[start]

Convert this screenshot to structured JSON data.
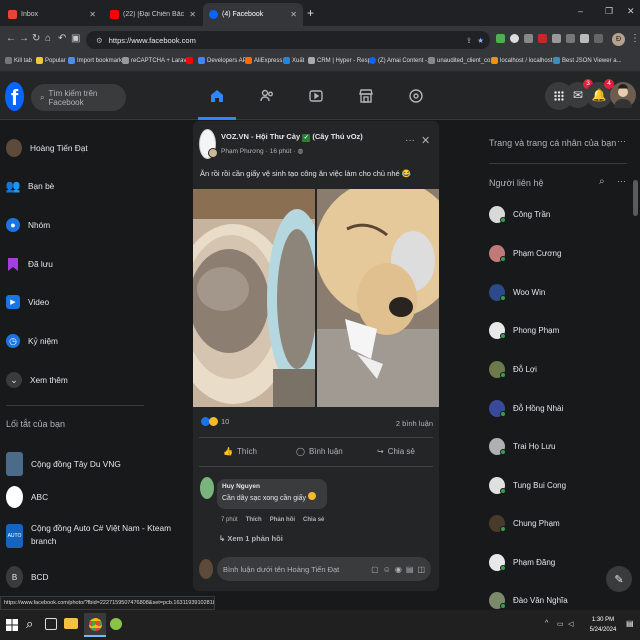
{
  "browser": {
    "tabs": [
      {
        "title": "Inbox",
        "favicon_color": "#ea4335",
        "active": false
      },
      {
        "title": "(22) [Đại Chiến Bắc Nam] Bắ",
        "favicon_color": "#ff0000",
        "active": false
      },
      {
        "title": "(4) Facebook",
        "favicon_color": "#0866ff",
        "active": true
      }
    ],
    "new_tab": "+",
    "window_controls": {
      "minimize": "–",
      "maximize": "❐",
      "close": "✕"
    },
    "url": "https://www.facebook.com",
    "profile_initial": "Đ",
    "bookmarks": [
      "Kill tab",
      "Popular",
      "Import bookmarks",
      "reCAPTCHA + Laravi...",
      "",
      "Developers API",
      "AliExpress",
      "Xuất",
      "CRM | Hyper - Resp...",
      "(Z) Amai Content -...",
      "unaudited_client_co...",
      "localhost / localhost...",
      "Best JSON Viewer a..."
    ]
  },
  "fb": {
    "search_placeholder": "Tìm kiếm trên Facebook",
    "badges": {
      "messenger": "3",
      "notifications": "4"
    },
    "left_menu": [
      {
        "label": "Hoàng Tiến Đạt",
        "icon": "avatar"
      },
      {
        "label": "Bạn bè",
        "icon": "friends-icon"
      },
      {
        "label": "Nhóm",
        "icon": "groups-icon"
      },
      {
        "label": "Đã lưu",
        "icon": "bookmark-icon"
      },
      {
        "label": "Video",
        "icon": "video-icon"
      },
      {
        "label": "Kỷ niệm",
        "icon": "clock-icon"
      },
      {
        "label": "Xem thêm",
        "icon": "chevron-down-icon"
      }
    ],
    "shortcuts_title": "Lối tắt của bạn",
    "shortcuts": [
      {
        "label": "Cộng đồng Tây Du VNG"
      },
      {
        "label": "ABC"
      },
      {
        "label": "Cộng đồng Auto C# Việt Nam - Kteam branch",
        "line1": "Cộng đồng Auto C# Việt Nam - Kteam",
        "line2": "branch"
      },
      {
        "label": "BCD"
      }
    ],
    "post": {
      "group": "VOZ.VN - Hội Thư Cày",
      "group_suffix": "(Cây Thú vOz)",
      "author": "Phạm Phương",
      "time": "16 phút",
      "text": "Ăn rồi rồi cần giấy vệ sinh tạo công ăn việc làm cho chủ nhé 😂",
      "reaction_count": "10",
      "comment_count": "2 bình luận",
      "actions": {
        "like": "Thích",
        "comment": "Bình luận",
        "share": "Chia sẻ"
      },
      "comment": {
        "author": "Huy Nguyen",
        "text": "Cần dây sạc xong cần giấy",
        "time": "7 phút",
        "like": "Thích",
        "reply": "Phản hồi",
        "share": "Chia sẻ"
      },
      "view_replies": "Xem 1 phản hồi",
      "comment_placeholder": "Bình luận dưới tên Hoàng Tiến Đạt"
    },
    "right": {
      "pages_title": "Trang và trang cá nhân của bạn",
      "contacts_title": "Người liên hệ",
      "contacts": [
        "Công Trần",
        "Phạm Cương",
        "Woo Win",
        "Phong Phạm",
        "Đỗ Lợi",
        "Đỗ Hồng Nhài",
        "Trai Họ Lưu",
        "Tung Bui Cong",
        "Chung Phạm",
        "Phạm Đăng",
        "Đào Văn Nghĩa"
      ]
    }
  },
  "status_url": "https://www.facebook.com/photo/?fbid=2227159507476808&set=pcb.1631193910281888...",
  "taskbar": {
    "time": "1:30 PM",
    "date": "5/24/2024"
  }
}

[end]

> **GIVEN REQUEST**
Leave out the pictures and give the listing above again exactly.

> **FULL ANSWER**
Convert this screenshot to structured JSON data.
{
  "browser": {
    "tabs": [
      {
        "title": "Inbox",
        "favicon_color": "#ea4335",
        "active": false
      },
      {
        "title": "(22) [Đại Chiến Bắc Nam] Bắ",
        "favicon_color": "#ff0000",
        "active": false
      },
      {
        "title": "(4) Facebook",
        "favicon_color": "#0866ff",
        "active": true
      }
    ],
    "new_tab": "+",
    "window_controls": {
      "minimize": "–",
      "maximize": "❐",
      "close": "✕"
    },
    "url": "https://www.facebook.com",
    "profile_initial": "Đ",
    "bookmarks": [
      "Kill tab",
      "Popular",
      "Import bookmarks",
      "reCAPTCHA + Laravi...",
      "",
      "Developers API",
      "AliExpress",
      "Xuất",
      "CRM | Hyper - Resp...",
      "(Z) Amai Content -...",
      "unaudited_client_co...",
      "localhost / localhost...",
      "Best JSON Viewer a..."
    ]
  },
  "fb": {
    "search_placeholder": "Tìm kiếm trên Facebook",
    "badges": {
      "messenger": "3",
      "notifications": "4"
    },
    "left_menu": [
      {
        "label": "Hoàng Tiến Đạt",
        "icon": "avatar"
      },
      {
        "label": "Bạn bè",
        "icon": "friends-icon"
      },
      {
        "label": "Nhóm",
        "icon": "groups-icon"
      },
      {
        "label": "Đã lưu",
        "icon": "bookmark-icon"
      },
      {
        "label": "Video",
        "icon": "video-icon"
      },
      {
        "label": "Kỷ niệm",
        "icon": "clock-icon"
      },
      {
        "label": "Xem thêm",
        "icon": "chevron-down-icon"
      }
    ],
    "shortcuts_title": "Lối tắt của bạn",
    "shortcuts": [
      {
        "label": "Cộng đồng Tây Du VNG"
      },
      {
        "label": "ABC"
      },
      {
        "label": "Cộng đồng Auto C# Việt Nam - Kteam branch",
        "line1": "Cộng đồng Auto C# Việt Nam - Kteam",
        "line2": "branch"
      },
      {
        "label": "BCD"
      }
    ],
    "post": {
      "group": "VOZ.VN - Hội Thư Cày",
      "group_suffix": "(Cây Thú vOz)",
      "author": "Phạm Phương",
      "time": "16 phút",
      "text": "Ăn rồi rồi cần giấy vệ sinh tạo công ăn việc làm cho chủ nhé 😂",
      "reaction_count": "10",
      "comment_count": "2 bình luận",
      "actions": {
        "like": "Thích",
        "comment": "Bình luận",
        "share": "Chia sẻ"
      },
      "comment": {
        "author": "Huy Nguyen",
        "text": "Cần dây sạc xong cần giấy",
        "time": "7 phút",
        "like": "Thích",
        "reply": "Phản hồi",
        "share": "Chia sẻ"
      },
      "view_replies": "Xem 1 phản hồi",
      "comment_placeholder": "Bình luận dưới tên Hoàng Tiến Đạt"
    },
    "right": {
      "pages_title": "Trang và trang cá nhân của bạn",
      "contacts_title": "Người liên hệ",
      "contacts": [
        "Công Trần",
        "Phạm Cương",
        "Woo Win",
        "Phong Phạm",
        "Đỗ Lợi",
        "Đỗ Hồng Nhài",
        "Trai Họ Lưu",
        "Tung Bui Cong",
        "Chung Phạm",
        "Phạm Đăng",
        "Đào Văn Nghĩa"
      ]
    }
  },
  "status_url": "https://www.facebook.com/photo/?fbid=2227159507476808&set=pcb.1631193910281888...",
  "taskbar": {
    "time": "1:30 PM",
    "date": "5/24/2024"
  }
}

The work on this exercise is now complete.